##### MATERIAL FOR THIS EXERCISE
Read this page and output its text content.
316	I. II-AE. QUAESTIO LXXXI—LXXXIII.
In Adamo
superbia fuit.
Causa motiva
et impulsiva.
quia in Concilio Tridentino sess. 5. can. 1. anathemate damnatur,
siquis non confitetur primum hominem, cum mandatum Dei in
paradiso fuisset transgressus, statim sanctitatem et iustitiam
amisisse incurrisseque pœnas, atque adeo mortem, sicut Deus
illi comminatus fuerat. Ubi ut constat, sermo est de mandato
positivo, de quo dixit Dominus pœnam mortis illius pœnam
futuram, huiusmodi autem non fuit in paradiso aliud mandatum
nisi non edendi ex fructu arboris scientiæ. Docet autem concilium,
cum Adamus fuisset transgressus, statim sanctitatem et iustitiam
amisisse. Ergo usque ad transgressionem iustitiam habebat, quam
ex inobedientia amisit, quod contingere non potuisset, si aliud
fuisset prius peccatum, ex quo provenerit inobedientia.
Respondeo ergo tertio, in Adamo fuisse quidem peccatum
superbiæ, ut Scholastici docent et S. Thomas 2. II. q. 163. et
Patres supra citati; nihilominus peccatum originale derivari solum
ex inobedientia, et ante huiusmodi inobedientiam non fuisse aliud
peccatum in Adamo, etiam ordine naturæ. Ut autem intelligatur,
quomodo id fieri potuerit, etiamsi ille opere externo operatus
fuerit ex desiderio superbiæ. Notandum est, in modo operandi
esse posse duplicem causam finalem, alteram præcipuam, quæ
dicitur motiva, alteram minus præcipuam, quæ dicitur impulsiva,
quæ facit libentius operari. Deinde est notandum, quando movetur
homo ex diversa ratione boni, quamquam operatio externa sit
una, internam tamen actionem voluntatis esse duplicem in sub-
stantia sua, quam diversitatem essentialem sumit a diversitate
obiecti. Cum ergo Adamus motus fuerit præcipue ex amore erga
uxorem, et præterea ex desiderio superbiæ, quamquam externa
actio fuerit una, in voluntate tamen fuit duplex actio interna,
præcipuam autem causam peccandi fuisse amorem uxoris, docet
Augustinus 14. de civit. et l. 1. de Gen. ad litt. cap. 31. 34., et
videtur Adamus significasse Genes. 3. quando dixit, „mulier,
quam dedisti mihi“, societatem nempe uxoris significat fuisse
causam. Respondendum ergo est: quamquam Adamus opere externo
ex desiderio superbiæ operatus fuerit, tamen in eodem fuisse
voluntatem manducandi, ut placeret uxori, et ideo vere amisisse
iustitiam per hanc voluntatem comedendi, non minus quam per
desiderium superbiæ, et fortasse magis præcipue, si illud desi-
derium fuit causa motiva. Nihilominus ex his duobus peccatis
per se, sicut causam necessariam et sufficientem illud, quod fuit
##########
■ EXERCISE INSTRUCTIONS ■
Copy the entire listing above, line for line, exactly.

■ SOLUTION BELOW ■
Read this page and output its text content.
316	I. II-AE. QUAESTIO LXXXI—LXXXIII.
In Adamo
superbia fuit.
Causa motiva
et impulsiva.
quia in Concilio Tridentino sess. 5. can. 1. anathemate damnatur,
siquis non confitetur primum hominem, cum mandatum Dei in
paradiso fuisset transgressus, statim sanctitatem et iustitiam
amisisse incurrisseque pœnas, atque adeo mortem, sicut Deus
illi comminatus fuerat. Ubi ut constat, sermo est de mandato
positivo, de quo dixit Dominus pœnam mortis illius pœnam
futuram, huiusmodi autem non fuit in paradiso aliud mandatum
nisi non edendi ex fructu arboris scientiæ. Docet autem concilium,
cum Adamus fuisset transgressus, statim sanctitatem et iustitiam
amisisse. Ergo usque ad transgressionem iustitiam habebat, quam
ex inobedientia amisit, quod contingere non potuisset, si aliud
fuisset prius peccatum, ex quo provenerit inobedientia.
Respondeo ergo tertio, in Adamo fuisse quidem peccatum
superbiæ, ut Scholastici docent et S. Thomas 2. II. q. 163. et
Patres supra citati; nihilominus peccatum originale derivari solum
ex inobedientia, et ante huiusmodi inobedientiam non fuisse aliud
peccatum in Adamo, etiam ordine naturæ. Ut autem intelligatur,
quomodo id fieri potuerit, etiamsi ille opere externo operatus
fuerit ex desiderio superbiæ. Notandum est, in modo operandi
esse posse duplicem causam finalem, alteram præcipuam, quæ
dicitur motiva, alteram minus præcipuam, quæ dicitur impulsiva,
quæ facit libentius operari. Deinde est notandum, quando movetur
homo ex diversa ratione boni, quamquam operatio externa sit
una, internam tamen actionem voluntatis esse duplicem in sub-
stantia sua, quam diversitatem essentialem sumit a diversitate
obiecti. Cum ergo Adamus motus fuerit præcipue ex amore erga
uxorem, et præterea ex desiderio superbiæ, quamquam externa
actio fuerit una, in voluntate tamen fuit duplex actio interna,
præcipuam autem causam peccandi fuisse amorem uxoris, docet
Augustinus 14. de civit. et l. 1. de Gen. ad litt. cap. 31. 34., et
videtur Adamus significasse Genes. 3. quando dixit, „mulier,
quam dedisti mihi“, societatem nempe uxoris significat fuisse
causam. Respondendum ergo est: quamquam Adamus opere externo
ex desiderio superbiæ operatus fuerit, tamen in eodem fuisse
voluntatem manducandi, ut placeret uxori, et ideo vere amisisse
iustitiam per hanc voluntatem comedendi, non minus quam per
desiderium superbiæ, et fortasse magis præcipue, si illud desi-
derium fuit causa motiva. Nihilominus ex his duobus peccatis
per se, sicut causam necessariam et sufficientem illud, quod fuit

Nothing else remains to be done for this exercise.